_Records about charts and figures_:

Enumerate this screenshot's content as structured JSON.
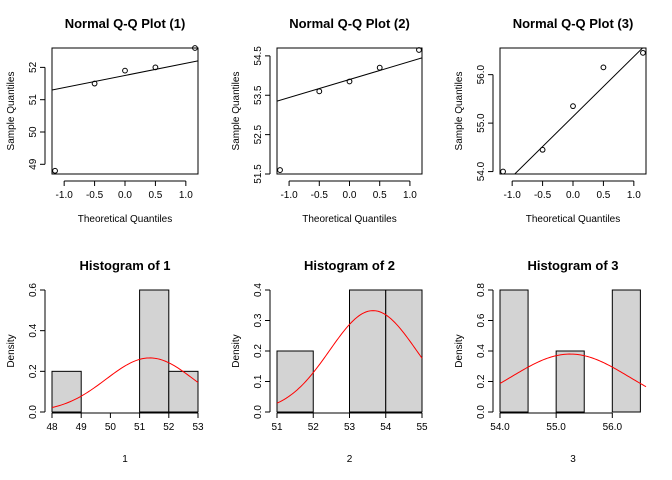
{
  "chart_data": [
    {
      "type": "scatter",
      "title": "Normal Q-Q Plot (1)",
      "xlabel": "Theoretical Quantiles",
      "ylabel": "Sample Quantiles",
      "xlim": [
        -1.2,
        1.2
      ],
      "ylim": [
        48.7,
        52.6
      ],
      "xticks": [
        -1.0,
        -0.5,
        0.0,
        0.5,
        1.0
      ],
      "xtick_labels": [
        "-1.0",
        "-0.5",
        "0.0",
        "0.5",
        "1.0"
      ],
      "yticks": [
        49,
        50,
        51,
        52
      ],
      "ytick_labels": [
        "49",
        "50",
        "51",
        "52"
      ],
      "points": [
        [
          -1.15,
          48.8
        ],
        [
          -0.5,
          51.5
        ],
        [
          0.0,
          51.9
        ],
        [
          0.5,
          52.0
        ],
        [
          1.15,
          52.6
        ]
      ],
      "reference_line": [
        [
          -1.2,
          51.3
        ],
        [
          1.2,
          52.2
        ]
      ]
    },
    {
      "type": "scatter",
      "title": "Normal Q-Q Plot (2)",
      "xlabel": "Theoretical Quantiles",
      "ylabel": "Sample Quantiles",
      "xlim": [
        -1.2,
        1.2
      ],
      "ylim": [
        51.5,
        54.7
      ],
      "xticks": [
        -1.0,
        -0.5,
        0.0,
        0.5,
        1.0
      ],
      "xtick_labels": [
        "-1.0",
        "-0.5",
        "0.0",
        "0.5",
        "1.0"
      ],
      "yticks": [
        51.5,
        52.5,
        53.5,
        54.5
      ],
      "ytick_labels": [
        "51.5",
        "52.5",
        "53.5",
        "54.5"
      ],
      "points": [
        [
          -1.15,
          51.6
        ],
        [
          -0.5,
          53.6
        ],
        [
          0.0,
          53.85
        ],
        [
          0.5,
          54.2
        ],
        [
          1.15,
          54.65
        ]
      ],
      "reference_line": [
        [
          -1.2,
          53.35
        ],
        [
          1.2,
          54.45
        ]
      ]
    },
    {
      "type": "scatter",
      "title": "Normal Q-Q Plot (3)",
      "xlabel": "Theoretical Quantiles",
      "ylabel": "Sample Quantiles",
      "xlim": [
        -1.2,
        1.2
      ],
      "ylim": [
        53.95,
        56.55
      ],
      "xticks": [
        -1.0,
        -0.5,
        0.0,
        0.5,
        1.0
      ],
      "xtick_labels": [
        "-1.0",
        "-0.5",
        "0.0",
        "0.5",
        "1.0"
      ],
      "yticks": [
        54.0,
        55.0,
        56.0
      ],
      "ytick_labels": [
        "54.0",
        "55.0",
        "56.0"
      ],
      "points": [
        [
          -1.15,
          54.0
        ],
        [
          -0.5,
          54.45
        ],
        [
          0.0,
          55.35
        ],
        [
          0.5,
          56.15
        ],
        [
          1.15,
          56.45
        ]
      ],
      "reference_line": [
        [
          -1.2,
          53.65
        ],
        [
          1.2,
          56.62
        ]
      ]
    },
    {
      "type": "bar",
      "title": "Histogram of 1",
      "xlabel": "1",
      "ylabel": "Density",
      "xlim": [
        48,
        53
      ],
      "ylim": [
        0,
        0.6
      ],
      "xticks": [
        48,
        49,
        50,
        51,
        52,
        53
      ],
      "xtick_labels": [
        "48",
        "49",
        "50",
        "51",
        "52",
        "53"
      ],
      "yticks": [
        0.0,
        0.2,
        0.4,
        0.6
      ],
      "ytick_labels": [
        "0.0",
        "0.2",
        "0.4",
        "0.6"
      ],
      "bins": [
        [
          48,
          49,
          0.2
        ],
        [
          49,
          50,
          0.0
        ],
        [
          50,
          51,
          0.0
        ],
        [
          51,
          52,
          0.6
        ],
        [
          52,
          53,
          0.2
        ]
      ],
      "curve": {
        "color": "#ff0000",
        "mean": 51.35,
        "sd": 1.5
      }
    },
    {
      "type": "bar",
      "title": "Histogram of 2",
      "xlabel": "2",
      "ylabel": "Density",
      "xlim": [
        51,
        55
      ],
      "ylim": [
        0,
        0.4
      ],
      "xticks": [
        51,
        52,
        53,
        54,
        55
      ],
      "xtick_labels": [
        "51",
        "52",
        "53",
        "54",
        "55"
      ],
      "yticks": [
        0.0,
        0.1,
        0.2,
        0.3,
        0.4
      ],
      "ytick_labels": [
        "0.0",
        "0.1",
        "0.2",
        "0.3",
        "0.4"
      ],
      "bins": [
        [
          51,
          52,
          0.2
        ],
        [
          52,
          53,
          0.0
        ],
        [
          53,
          54,
          0.4
        ],
        [
          54,
          55,
          0.4
        ]
      ],
      "curve": {
        "color": "#ff0000",
        "mean": 53.65,
        "sd": 1.2
      }
    },
    {
      "type": "bar",
      "title": "Histogram of 3",
      "xlabel": "3",
      "ylabel": "Density",
      "xlim": [
        54,
        56.6
      ],
      "ylim": [
        0,
        0.8
      ],
      "xticks": [
        54.0,
        55.0,
        56.0
      ],
      "xtick_labels": [
        "54.0",
        "55.0",
        "56.0"
      ],
      "yticks": [
        0.0,
        0.2,
        0.4,
        0.6,
        0.8
      ],
      "ytick_labels": [
        "0.0",
        "0.2",
        "0.4",
        "0.6",
        "0.8"
      ],
      "bins": [
        [
          54.0,
          54.5,
          0.8
        ],
        [
          54.5,
          55.0,
          0.0
        ],
        [
          55.0,
          55.5,
          0.4
        ],
        [
          55.5,
          56.0,
          0.0
        ],
        [
          56.0,
          56.5,
          0.8
        ]
      ],
      "curve": {
        "color": "#ff0000",
        "mean": 55.25,
        "sd": 1.05
      }
    }
  ]
}
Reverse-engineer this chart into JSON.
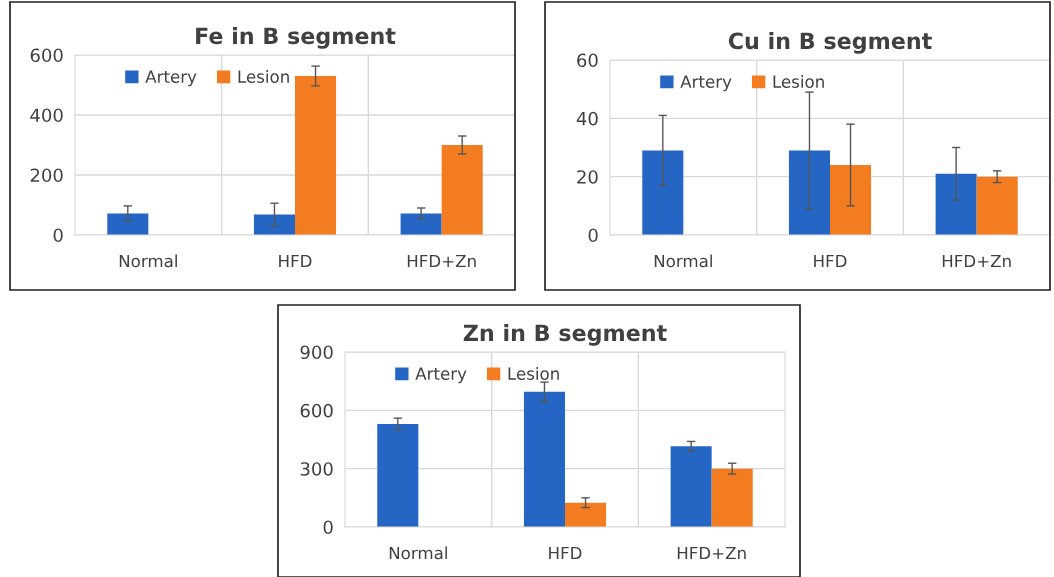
{
  "chart_data": [
    {
      "type": "bar",
      "title": "Fe in B segment",
      "categories": [
        "Normal",
        "HFD",
        "HFD+Zn"
      ],
      "ylim": [
        0,
        600
      ],
      "yticks": [
        0,
        200,
        400,
        600
      ],
      "grid": true,
      "legend": "top left",
      "series": [
        {
          "name": "Artery",
          "color": "#2566c4",
          "values": [
            72,
            68,
            72
          ],
          "errors": [
            25,
            38,
            18
          ]
        },
        {
          "name": "Lesion",
          "color": "#f47c20",
          "values": [
            null,
            530,
            300
          ],
          "errors": [
            null,
            33,
            30
          ]
        }
      ]
    },
    {
      "type": "bar",
      "title": "Cu in B segment",
      "categories": [
        "Normal",
        "HFD",
        "HFD+Zn"
      ],
      "ylim": [
        0,
        60
      ],
      "yticks": [
        0,
        20,
        40,
        60
      ],
      "grid": true,
      "legend": "top left",
      "series": [
        {
          "name": "Artery",
          "color": "#2566c4",
          "values": [
            29,
            29,
            21
          ],
          "errors": [
            12,
            20,
            9
          ]
        },
        {
          "name": "Lesion",
          "color": "#f47c20",
          "values": [
            null,
            24,
            20
          ],
          "errors": [
            null,
            14,
            2
          ]
        }
      ]
    },
    {
      "type": "bar",
      "title": "Zn in B segment",
      "categories": [
        "Normal",
        "HFD",
        "HFD+Zn"
      ],
      "ylim": [
        0,
        900
      ],
      "yticks": [
        0,
        300,
        600,
        900
      ],
      "grid": true,
      "legend": "top left",
      "series": [
        {
          "name": "Artery",
          "color": "#2566c4",
          "values": [
            530,
            695,
            415
          ],
          "errors": [
            30,
            50,
            25
          ]
        },
        {
          "name": "Lesion",
          "color": "#f47c20",
          "values": [
            null,
            125,
            300
          ],
          "errors": [
            null,
            25,
            28
          ]
        }
      ]
    }
  ]
}
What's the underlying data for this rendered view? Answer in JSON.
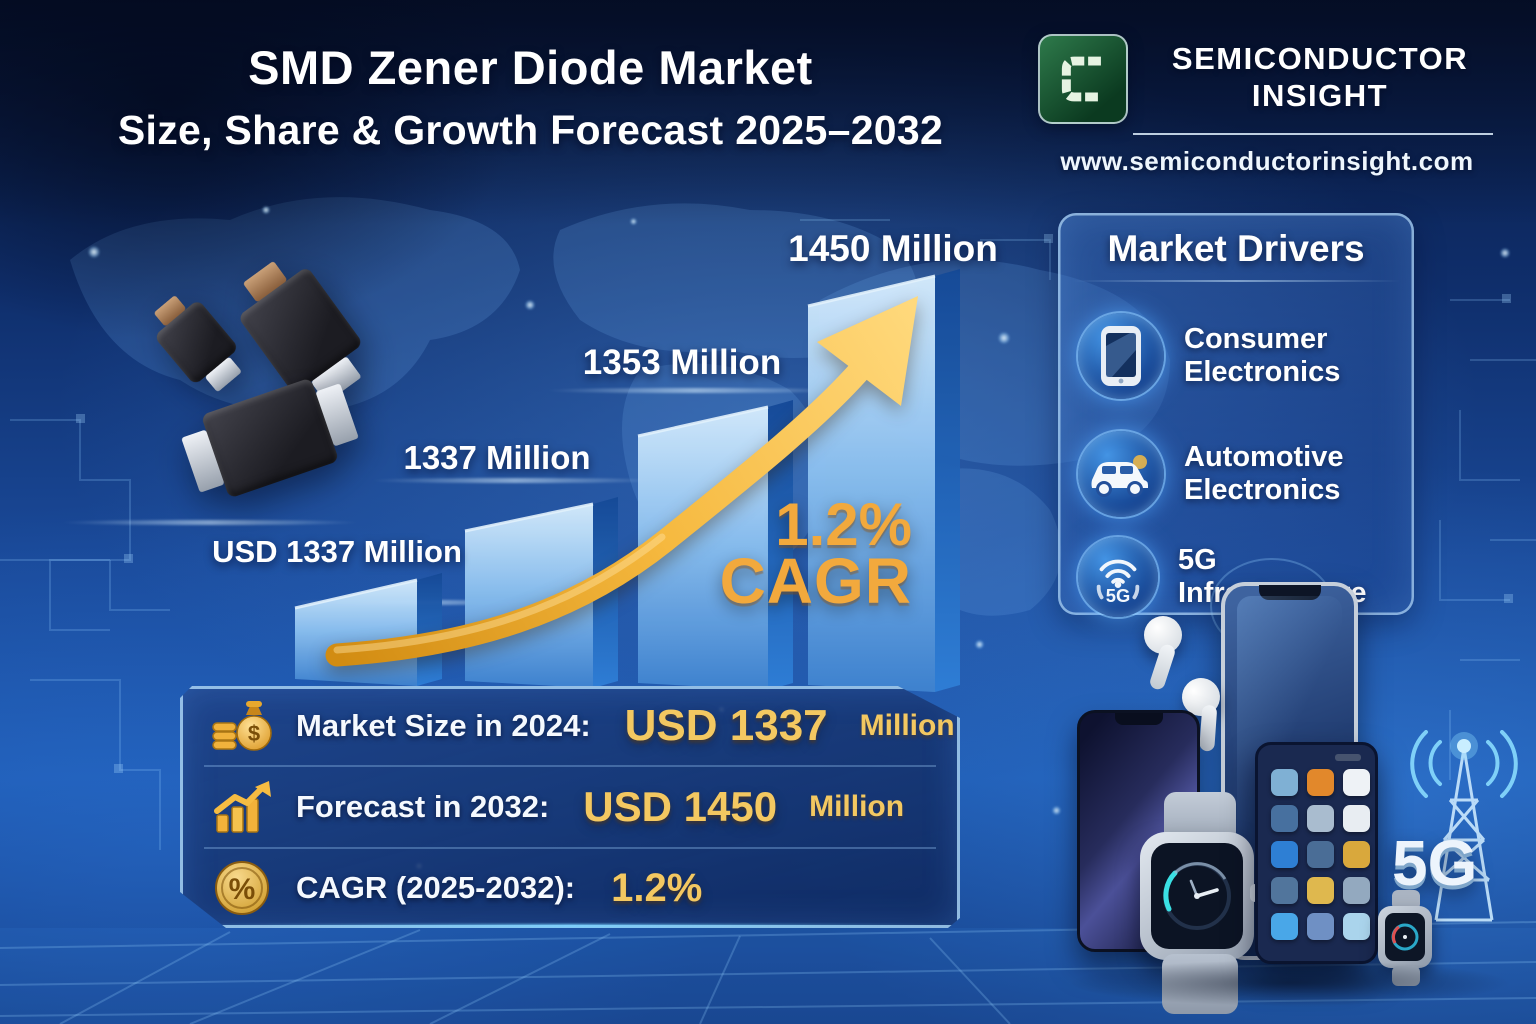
{
  "header": {
    "title_line1": "SMD Zener Diode Market",
    "title_line2": "Size, Share & Growth Forecast 2025–2032"
  },
  "brand": {
    "logo_letter": "C",
    "logo_color": "#15512f",
    "name_line1": "SEMICONDUCTOR",
    "name_line2": "INSIGHT",
    "website": "www.semiconductorinsight.com"
  },
  "chart_data": {
    "type": "bar",
    "title": "SMD Zener Diode Market Size, Share & Growth Forecast 2025–2032",
    "unit": "USD Million",
    "values": [
      1337,
      1337,
      1353,
      1450
    ],
    "bar_labels": [
      "USD 1337 Million",
      "1337 Million",
      "1353 Million",
      "1450 Million"
    ],
    "annotation": {
      "value": "1.2%",
      "label": "CAGR"
    },
    "trend": "upward golden arrow",
    "ylim": [
      0,
      1500
    ],
    "grid": false,
    "legend": false
  },
  "market_drivers": {
    "title": "Market Drivers",
    "items": [
      {
        "icon": "smartphone-icon",
        "label": "Consumer Electronics"
      },
      {
        "icon": "car-icon",
        "label": "Automotive Electronics"
      },
      {
        "icon": "5g-signal-icon",
        "label": "5G Infrastructure",
        "icon_text": "5G"
      }
    ]
  },
  "stats_panel": {
    "rows": [
      {
        "icon": "money-bag-icon",
        "label": "Market Size in 2024:",
        "value": "USD 1337",
        "suffix": "Million"
      },
      {
        "icon": "growth-chart-icon",
        "label": "Forecast in 2032:",
        "value": "USD 1450",
        "suffix": "Million"
      },
      {
        "icon": "percent-coin-icon",
        "label": "CAGR (2025-2032):",
        "value": "1.2%",
        "suffix": ""
      }
    ]
  },
  "devices": {
    "faint_5g_label": "5G",
    "tower_5g_label": "5G"
  },
  "colors": {
    "gold": "#f0a932",
    "gold_light": "#ffd97e",
    "text_gold": "#f3c861",
    "bar_face_top": "#d6ecfc",
    "bar_face_bottom": "#3f83cf",
    "bar_side": "#164a97",
    "bg_deep": "#081a42",
    "panel_border": "#aad6f8",
    "logo_green": "#15512f"
  }
}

_Exercise objective_:
Report only how many lines of the listing hold the word "this".

_Answer in full_:
3